Aim:
Every line must be returned precisely as it is written.

Data:
+++

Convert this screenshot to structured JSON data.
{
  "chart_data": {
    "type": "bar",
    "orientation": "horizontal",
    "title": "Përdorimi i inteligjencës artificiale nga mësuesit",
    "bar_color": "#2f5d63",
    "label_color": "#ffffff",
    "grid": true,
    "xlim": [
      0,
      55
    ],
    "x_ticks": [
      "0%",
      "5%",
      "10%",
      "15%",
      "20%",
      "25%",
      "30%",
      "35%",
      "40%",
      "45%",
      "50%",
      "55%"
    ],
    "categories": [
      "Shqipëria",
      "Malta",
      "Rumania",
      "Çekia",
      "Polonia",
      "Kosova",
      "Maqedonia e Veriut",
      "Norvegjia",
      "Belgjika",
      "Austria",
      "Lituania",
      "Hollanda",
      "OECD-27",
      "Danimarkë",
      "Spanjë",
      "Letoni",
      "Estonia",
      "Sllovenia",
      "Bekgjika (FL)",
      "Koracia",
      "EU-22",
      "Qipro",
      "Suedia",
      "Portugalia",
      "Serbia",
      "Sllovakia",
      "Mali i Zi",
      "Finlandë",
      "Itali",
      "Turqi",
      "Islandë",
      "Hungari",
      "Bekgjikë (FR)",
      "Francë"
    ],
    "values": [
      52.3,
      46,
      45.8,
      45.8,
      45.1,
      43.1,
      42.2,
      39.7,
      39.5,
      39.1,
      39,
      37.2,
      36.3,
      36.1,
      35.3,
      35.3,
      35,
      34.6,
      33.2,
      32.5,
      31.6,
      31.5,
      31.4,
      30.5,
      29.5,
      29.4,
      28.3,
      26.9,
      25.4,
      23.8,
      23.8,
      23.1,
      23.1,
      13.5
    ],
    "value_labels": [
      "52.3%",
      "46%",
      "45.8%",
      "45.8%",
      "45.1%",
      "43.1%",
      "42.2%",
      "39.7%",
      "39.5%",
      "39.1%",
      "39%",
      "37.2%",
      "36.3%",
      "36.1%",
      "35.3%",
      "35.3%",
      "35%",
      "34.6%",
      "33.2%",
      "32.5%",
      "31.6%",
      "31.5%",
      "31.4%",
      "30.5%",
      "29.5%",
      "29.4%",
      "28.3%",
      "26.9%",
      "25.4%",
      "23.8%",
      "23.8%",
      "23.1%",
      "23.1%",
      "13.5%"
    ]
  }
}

+++

Answer for the task:
Convert this screenshot to structured JSON data.
{
  "chart_data": {
    "type": "bar",
    "orientation": "horizontal",
    "title": "Përdorimi i inteligjencës artificiale nga mësuesit",
    "bar_color": "#2f5d63",
    "label_color": "#ffffff",
    "grid": true,
    "xlim": [
      0,
      55
    ],
    "x_ticks": [
      "0%",
      "5%",
      "10%",
      "15%",
      "20%",
      "25%",
      "30%",
      "35%",
      "40%",
      "45%",
      "50%",
      "55%"
    ],
    "categories": [
      "Shqipëria",
      "Malta",
      "Rumania",
      "Çekia",
      "Polonia",
      "Kosova",
      "Maqedonia e Veriut",
      "Norvegjia",
      "Belgjika",
      "Austria",
      "Lituania",
      "Hollanda",
      "OECD-27",
      "Danimarkë",
      "Spanjë",
      "Letoni",
      "Estonia",
      "Sllovenia",
      "Bekgjika (FL)",
      "Koracia",
      "EU-22",
      "Qipro",
      "Suedia",
      "Portugalia",
      "Serbia",
      "Sllovakia",
      "Mali i Zi",
      "Finlandë",
      "Itali",
      "Turqi",
      "Islandë",
      "Hungari",
      "Bekgjikë (FR)",
      "Francë"
    ],
    "values": [
      52.3,
      46,
      45.8,
      45.8,
      45.1,
      43.1,
      42.2,
      39.7,
      39.5,
      39.1,
      39,
      37.2,
      36.3,
      36.1,
      35.3,
      35.3,
      35,
      34.6,
      33.2,
      32.5,
      31.6,
      31.5,
      31.4,
      30.5,
      29.5,
      29.4,
      28.3,
      26.9,
      25.4,
      23.8,
      23.8,
      23.1,
      23.1,
      13.5
    ],
    "value_labels": [
      "52.3%",
      "46%",
      "45.8%",
      "45.8%",
      "45.1%",
      "43.1%",
      "42.2%",
      "39.7%",
      "39.5%",
      "39.1%",
      "39%",
      "37.2%",
      "36.3%",
      "36.1%",
      "35.3%",
      "35.3%",
      "35%",
      "34.6%",
      "33.2%",
      "32.5%",
      "31.6%",
      "31.5%",
      "31.4%",
      "30.5%",
      "29.5%",
      "29.4%",
      "28.3%",
      "26.9%",
      "25.4%",
      "23.8%",
      "23.8%",
      "23.1%",
      "23.1%",
      "13.5%"
    ]
  }
}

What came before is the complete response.